── GIVEN RECORDS ──

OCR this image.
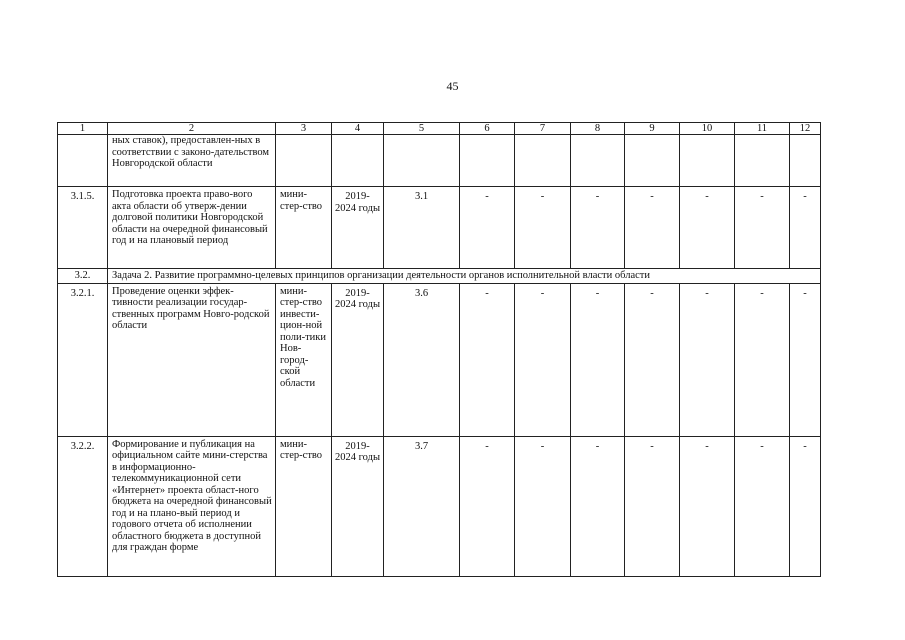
45
1	2	3	4	5	6	7	8	9	10	11	12
	ных ставок), предоставлен-ных в соответствии с законо-дательством Новгородской области										
3.1.5.	Подготовка проекта право-вого акта области об утверж-дении долговой политики Новгородской области на очередной финансовый год и на плановый период	мини-стер-ство	2019-2024 годы	3.1	-	-	-	-	-	-	-
3.2.	Задача 2. Развитие программно-целевых принципов организации деятельности органов исполнительной власти области										
3.2.1.	Проведение оценки эффек-тивности реализации государ-ственных программ Новго-родской области	мини-стер-ство инвести-цион-ной поли-тики Нов-город-ской области	2019-2024 годы	3.6	-	-	-	-	-	-	-
3.2.2.	Формирование и публикация на официальном сайте мини-стерства в информационно-телекоммуникационной сети «Интернет» проекта област-ного бюджета на очередной финансовый год и на плано-вый период и годового отчета об исполнении областного бюджета в доступной для граждан форме	мини-стер-ство	2019-2024 годы	3.7	-	-	-	-	-	-	-
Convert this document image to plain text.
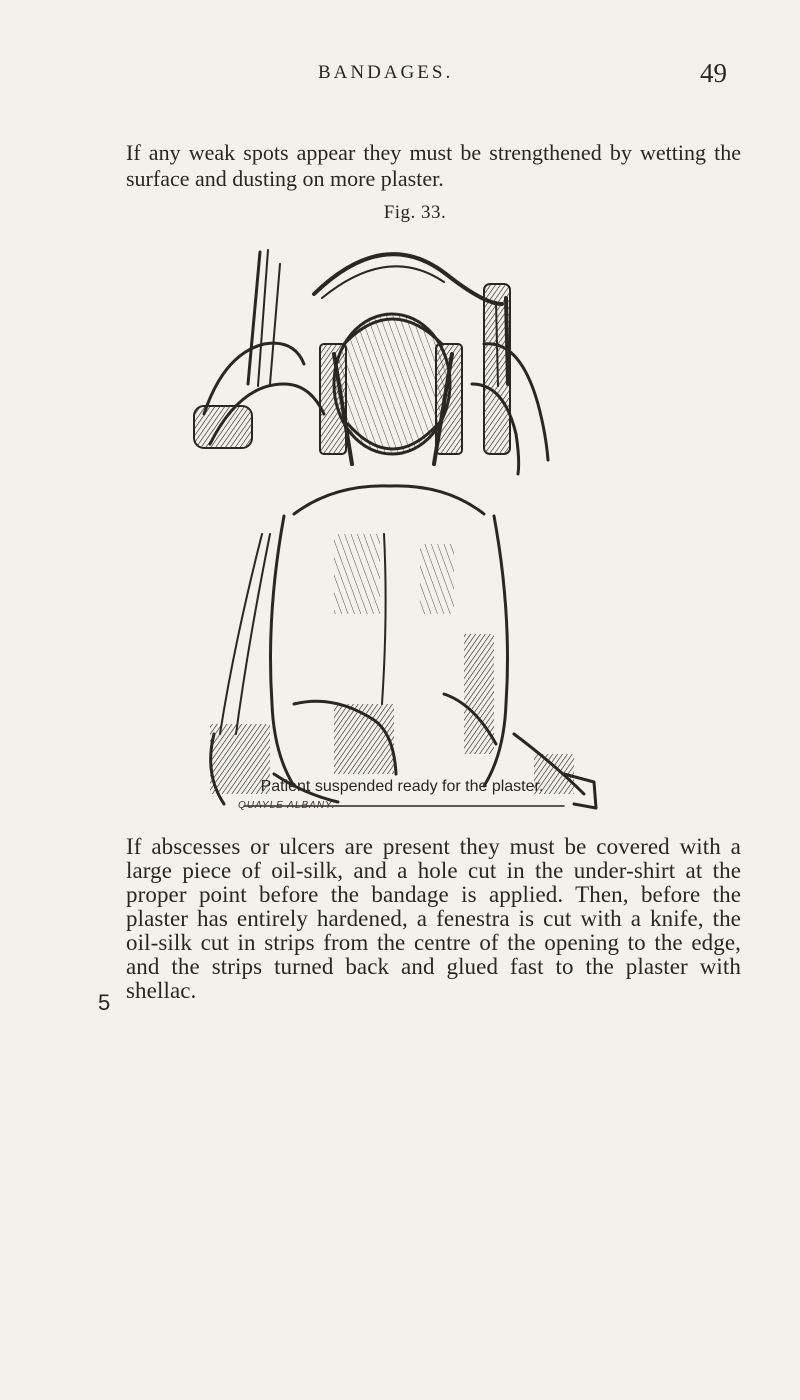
BANDAGES.	49

If any weak spots appear they must be strengthened by wetting the surface and dusting on more plaster.

Fig. 33.
QUAYLE ALBANY.
Patient suspended ready for the plaster.

If abscesses or ulcers are present they must be covered with a large piece of oil-silk, and a hole cut in the under-shirt at the proper point before the bandage is applied. Then, before the plaster has entirely hardened, a fenestra is cut with a knife, the oil-silk cut in strips from the centre of the opening to the edge, and the strips turned back and glued fast to the plaster with shellac.

5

───

**EXERCISE:** Reproduce the listing exactly. Leave its pictures out.

**THE SOLUTION:**
OCR this image.
45
1	2	3	4	5	6	7	8	9	10	11	12
	ных ставок), предоставлен-ных в соответствии с законо-дательством Новгородской области										
3.1.5.	Подготовка проекта право-вого акта области об утверж-дении долговой политики Новгородской области на очередной финансовый год и на плановый период	мини-стер-ство	2019-2024 годы	3.1	-	-	-	-	-	-	-
3.2.	Задача 2. Развитие программно-целевых принципов организации деятельности органов исполнительной власти области										
3.2.1.	Проведение оценки эффек-тивности реализации государ-ственных программ Новго-родской области	мини-стер-ство инвести-цион-ной поли-тики Нов-город-ской области	2019-2024 годы	3.6	-	-	-	-	-	-	-
3.2.2.	Формирование и публикация на официальном сайте мини-стерства в информационно-телекоммуникационной сети «Интернет» проекта област-ного бюджета на очередной финансовый год и на плано-вый период и годового отчета об исполнении областного бюджета в доступной для граждан форме	мини-стер-ство	2019-2024 годы	3.7	-	-	-	-	-	-	-
Convert this document image to plain text.
BANDAGES.	49

If any weak spots appear they must be strengthened by wetting the surface and dusting on more plaster.

Fig. 33.
QUAYLE ALBANY.
Patient suspended ready for the plaster.

If abscesses or ulcers are present they must be covered with a large piece of oil-silk, and a hole cut in the under-shirt at the proper point before the bandage is applied. Then, before the plaster has entirely hardened, a fenestra is cut with a knife, the oil-silk cut in strips from the centre of the opening to the edge, and the strips turned back and glued fast to the plaster with shellac.

5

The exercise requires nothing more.